In the listing below, locate the lines that hold the string "Zaib". Copy those lines.

- - - -

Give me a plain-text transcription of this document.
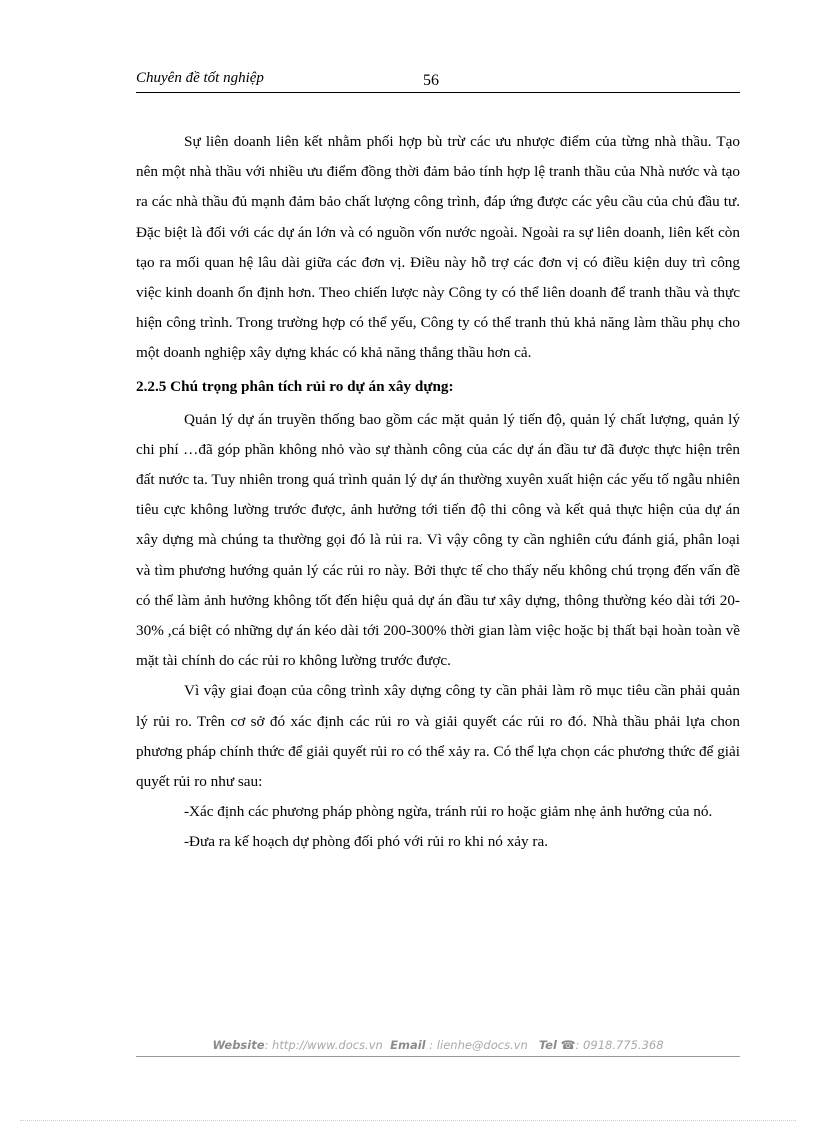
Chuyên đề tốt nghiệp	56

Sự liên doanh liên kết nhằm phối hợp bù trừ các ưu nhược điểm của từng nhà thầu. Tạo nên một nhà thầu với nhiều ưu điểm đồng thời đảm bảo tính hợp lệ tranh thầu của Nhà nước và tạo ra các nhà thầu đủ mạnh đảm bảo chất lượng công trình, đáp ứng được các yêu cầu của chủ đầu tư. Đặc biệt là đối với các dự án lớn và có nguồn vốn nước ngoài. Ngoài ra sự liên doanh, liên kết còn tạo ra mối quan hệ lâu dài giữa các đơn vị. Điều này hỗ trợ các đơn vị có điều kiện duy trì công việc kinh doanh ổn định hơn. Theo chiến lược này Công ty có thể liên doanh để tranh thầu và thực hiện công trình. Trong trường hợp có thể yếu, Công ty có thể tranh thủ khả năng làm thầu phụ cho một doanh nghiệp xây dựng khác có khả năng thắng thầu hơn cả.

2.2.5 Chú trọng phân tích rủi ro dự án xây dựng:

Quản lý dự án truyền thống bao gồm các mặt quản lý tiến độ, quản lý chất lượng, quản lý chi phí …đã góp phần không nhỏ vào sự thành công của các dự án đầu tư đã được thực hiện trên đất nước ta. Tuy nhiên trong quá trình quản lý dự án thường xuyên xuất hiện các yếu tố ngẫu nhiên tiêu cực không lường trước được, ảnh hưởng tới tiến độ thi công và kết quả thực hiện của dự án xây dựng mà chúng ta thường gọi đó là rủi ra. Vì vậy công ty cần nghiên cứu đánh giá, phân loại và tìm phương hướng quản lý các rủi ro này. Bởi thực tế cho thấy nếu không chú trọng đến vấn đề có thể làm ảnh hưởng không tốt đến hiệu quả dự án đầu tư xây dựng, thông thường kéo dài tới 20-30% ,cá biệt có những dự án kéo dài tới 200-300% thời gian làm việc hoặc bị thất bại hoàn toàn về mặt tài chính do các rủi ro không lường trước được.

Vì vậy giai đoạn của công trình xây dựng công ty cần phải làm rõ mục tiêu cần phải quản lý rủi ro. Trên cơ sở đó xác định các rủi ro và giải quyết các rủi ro đó. Nhà thầu phải lựa chon phương pháp chính thức để giải quyết rủi ro có thể xảy ra. Có thể lựa chọn các phương thức để giải quyết rủi ro như sau:

-Xác định các phương pháp phòng ngừa, tránh rủi ro hoặc giảm nhẹ ảnh hưởng của nó.

-Đưa ra kế hoạch dự phòng đối phó với rủi ro khi nó xảy ra.

Website: http://www.docs.vn Email : lienhe@docs.vn Tel ☎: 0918.775.368
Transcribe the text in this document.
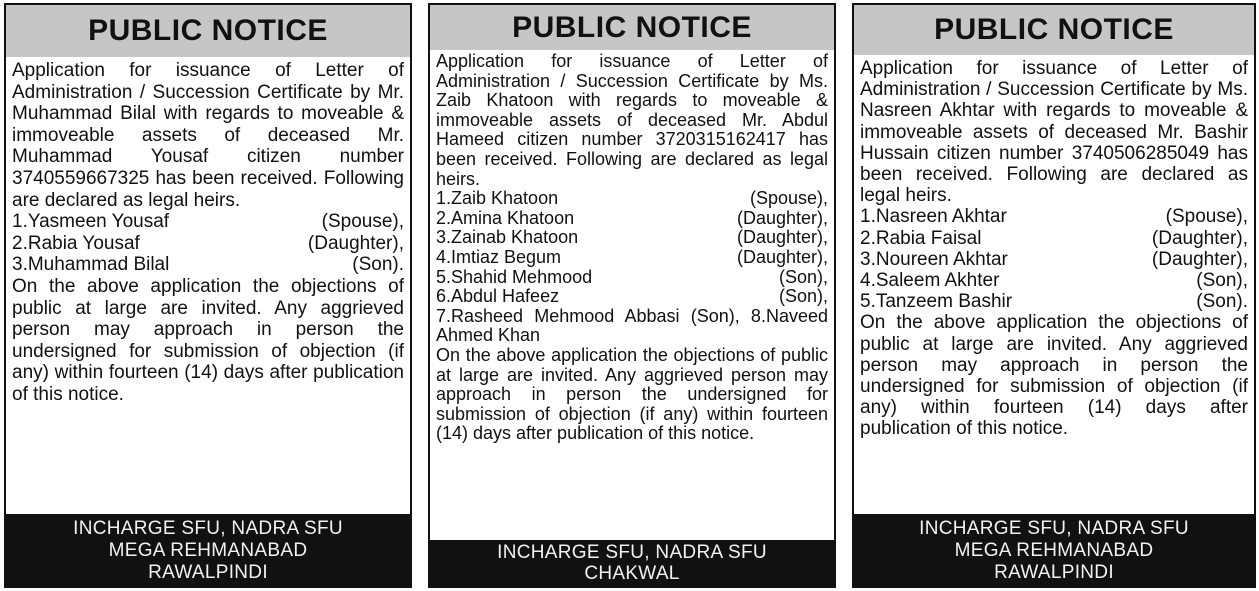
PUBLIC NOTICE

Application for issuance of Letter of Administration / Succession Certificate by Mr. Muhammad Bilal with regards to moveable & immoveable assets of deceased Mr. Muhammad Yousaf citizen number 3740559667325 has been received. Following are declared as legal heirs.

1.Yasmeen Yousaf	(Spouse),
2.Rabia Yousaf	(Daughter),
3.Muhammad Bilal	(Son).

On the above application the objections of public at large are invited. Any aggrieved person may approach in person the undersigned for submission of objection (if any) within fourteen (14) days after publication of this notice.

INCHARGE SFU, NADRA SFU
MEGA REHMANABAD
RAWALPINDI
PUBLIC NOTICE

Application for issuance of Letter of Administration / Succession Certificate by Ms. Zaib Khatoon with regards to moveable & immoveable assets of deceased Mr. Abdul Hameed citizen number 3720315162417 has been received. Following are declared as legal heirs.

1.Zaib Khatoon	(Spouse),
2.Amina Khatoon	(Daughter),
3.Zainab Khatoon	(Daughter),
4.Imtiaz Begum	(Daughter),
5.Shahid Mehmood	(Son),
6.Abdul Hafeez	(Son),
7.Rasheed Mehmood Abbasi (Son), 8.Naveed Ahmed Khan

On the above application the objections of public at large are invited. Any aggrieved person may approach in person the undersigned for submission of objection (if any) within fourteen (14) days after publication of this notice.

INCHARGE SFU, NADRA SFU
CHAKWAL
PUBLIC NOTICE

Application for issuance of Letter of Administration / Succession Certificate by Ms. Nasreen Akhtar with regards to moveable & immoveable assets of deceased Mr. Bashir Hussain citizen number 3740506285049 has been received. Following are declared as legal heirs.

1.Nasreen Akhtar	(Spouse),
2.Rabia Faisal	(Daughter),
3.Noureen Akhtar	(Daughter),
4.Saleem Akhter	(Son),
5.Tanzeem Bashir	(Son).

On the above application the objections of public at large are invited. Any aggrieved person may approach in person the undersigned for submission of objection (if any) within fourteen (14) days after publication of this notice.

INCHARGE SFU, NADRA SFU
MEGA REHMANABAD
RAWALPINDI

- - - -

__SOLUTION TO THIS PROBLEM__
Application for issuance of Letter of Administration / Succession Certificate by Ms. Zaib Khatoon with regards to moveable & immoveable assets of deceased Mr. Abdul Hameed citizen number 3720315162417 has been received. Following are declared as legal heirs.
1.Zaib Khatoon	(Spouse),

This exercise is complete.